(Figure data in JSON)
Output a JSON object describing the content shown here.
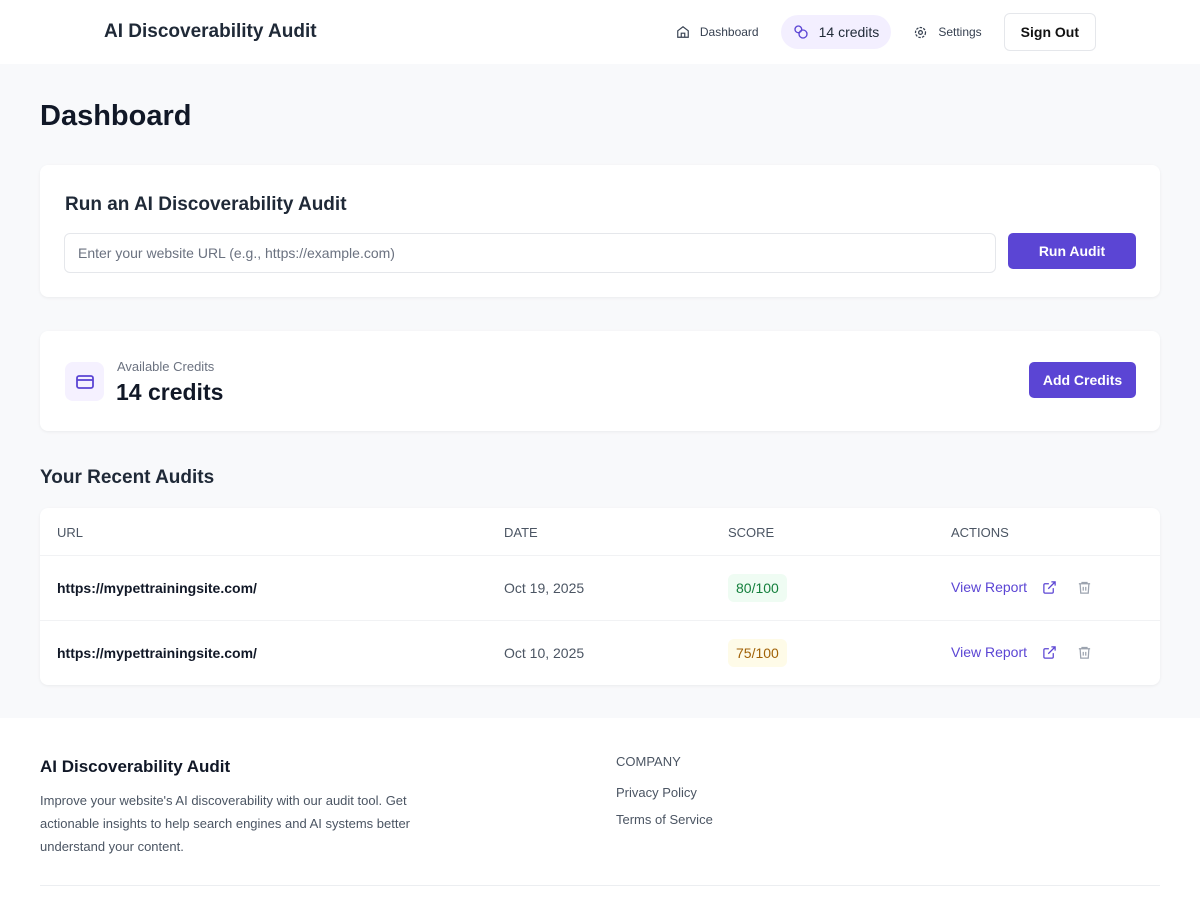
{
  "header": {
    "brand": "AI Discoverability Audit",
    "nav": {
      "dashboard": "Dashboard",
      "credits": "14 credits",
      "settings": "Settings",
      "sign_out": "Sign Out"
    }
  },
  "page": {
    "title": "Dashboard"
  },
  "audit_form": {
    "title": "Run an AI Discoverability Audit",
    "placeholder": "Enter your website URL (e.g., https://example.com)",
    "value": "",
    "button": "Run Audit"
  },
  "credits": {
    "label": "Available Credits",
    "value": "14 credits",
    "button": "Add Credits"
  },
  "recent": {
    "title": "Your Recent Audits",
    "columns": [
      "URL",
      "DATE",
      "SCORE",
      "ACTIONS"
    ],
    "rows": [
      {
        "url": "https://mypettrainingsite.com/",
        "date": "Oct 19, 2025",
        "score": "80/100",
        "score_color": "#15803d",
        "score_bg": "#effcf3",
        "action": "View Report"
      },
      {
        "url": "https://mypettrainingsite.com/",
        "date": "Oct 10, 2025",
        "score": "75/100",
        "score_color": "#a16207",
        "score_bg": "#fefbe8",
        "action": "View Report"
      }
    ]
  },
  "footer": {
    "title": "AI Discoverability Audit",
    "description": "Improve your website's AI discoverability with our audit tool. Get actionable insights to help search engines and AI systems better understand your content.",
    "company_heading": "COMPANY",
    "links": [
      "Privacy Policy",
      "Terms of Service"
    ]
  },
  "colors": {
    "accent": "#5b45d4"
  }
}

WHAT IS NEEDED. Reproduce the data verbatim. Do not carry any picture into the copy.

RESULT OF THE TASK.
Output a JSON object describing the content shown here.
{
  "header": {
    "brand": "AI Discoverability Audit",
    "nav": {
      "dashboard": "Dashboard",
      "credits": "14 credits",
      "settings": "Settings",
      "sign_out": "Sign Out"
    }
  },
  "page": {
    "title": "Dashboard"
  },
  "audit_form": {
    "title": "Run an AI Discoverability Audit",
    "placeholder": "Enter your website URL (e.g., https://example.com)",
    "value": "",
    "button": "Run Audit"
  },
  "credits": {
    "label": "Available Credits",
    "value": "14 credits",
    "button": "Add Credits"
  },
  "recent": {
    "title": "Your Recent Audits",
    "columns": [
      "URL",
      "DATE",
      "SCORE",
      "ACTIONS"
    ],
    "rows": [
      {
        "url": "https://mypettrainingsite.com/",
        "date": "Oct 19, 2025",
        "score": "80/100",
        "score_color": "#15803d",
        "score_bg": "#effcf3",
        "action": "View Report"
      },
      {
        "url": "https://mypettrainingsite.com/",
        "date": "Oct 10, 2025",
        "score": "75/100",
        "score_color": "#a16207",
        "score_bg": "#fefbe8",
        "action": "View Report"
      }
    ]
  },
  "footer": {
    "title": "AI Discoverability Audit",
    "description": "Improve your website's AI discoverability with our audit tool. Get actionable insights to help search engines and AI systems better understand your content.",
    "company_heading": "COMPANY",
    "links": [
      "Privacy Policy",
      "Terms of Service"
    ]
  },
  "colors": {
    "accent": "#5b45d4"
  }
}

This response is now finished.